What you should do -
Rewrite the stretch of the passage shown from "there is my" through "abbi said...", putting "lecture" wherever "sermon" appears.

Passage shown -
there is my sermon for the day...been a while since i went on a vent like that. i think i could go on...but that might be too long.
c.ALIce

2 comments:

abbi said...

you make some good/interesting points. i've found that i've always viewed god as the belt-whipper and i've tried so hard to please him. but, i did it on my own. he never intended for us to do it on our own. he'll help us. it discourages me that the churches you've been to portray that image. when you become a parent, the image of god completely changes. yes, he disciplines us, but in that discipline is his devote love. one thing marraige has taught is that even when michael and i are fighting, he still loves me. for some reason, i always thought that if people were mad, their love stopped. it's taken 3 years for me to understand that. i think that feel good feeling you talked about isn't anything at all. how can we base our walk with god on feelings? they lie to us. some are real, truth from god. some are what we want. and some satan uses to lie to us. the only way to know is to test it against god's word. he won't contradict himself, ever. our feelings change from moment to moment. heck, moses, david, elijah, great biblical heroes went through phases in their walk. every so often i have my own wilderness - where i can't hear god. he doesn't leave, i might have disobeyed and have to face my consequences, but he still loves me, like you said. also, with the story of job, god pulls back. job's walk with god hadn't changed, god hadn't changed, he was simply testing job. job felt like god wasn't there and had abandoned him, for no reason. in the end, though, he says, you know, god says he won't leave me, i believe him, blessed be his name. you are god and you are good.

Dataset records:
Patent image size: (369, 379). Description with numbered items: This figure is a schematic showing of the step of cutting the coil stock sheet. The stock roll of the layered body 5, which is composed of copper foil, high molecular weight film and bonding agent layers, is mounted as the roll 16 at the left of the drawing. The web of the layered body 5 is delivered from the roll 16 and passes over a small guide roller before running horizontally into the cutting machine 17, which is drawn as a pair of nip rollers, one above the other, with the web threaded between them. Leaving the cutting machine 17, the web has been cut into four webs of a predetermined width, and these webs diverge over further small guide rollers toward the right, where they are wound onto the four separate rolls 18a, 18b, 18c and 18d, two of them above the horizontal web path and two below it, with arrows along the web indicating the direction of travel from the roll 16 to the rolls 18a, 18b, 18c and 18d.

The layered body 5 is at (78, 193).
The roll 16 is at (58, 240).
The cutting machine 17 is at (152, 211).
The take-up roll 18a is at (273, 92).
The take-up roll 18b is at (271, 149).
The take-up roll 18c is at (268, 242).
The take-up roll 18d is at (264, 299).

Answer space -
there is my lecture for the day...been a while since i went on a vent like that. i think i could go on...but that might be too long.
c.ALIce

2 comments:

abbi said...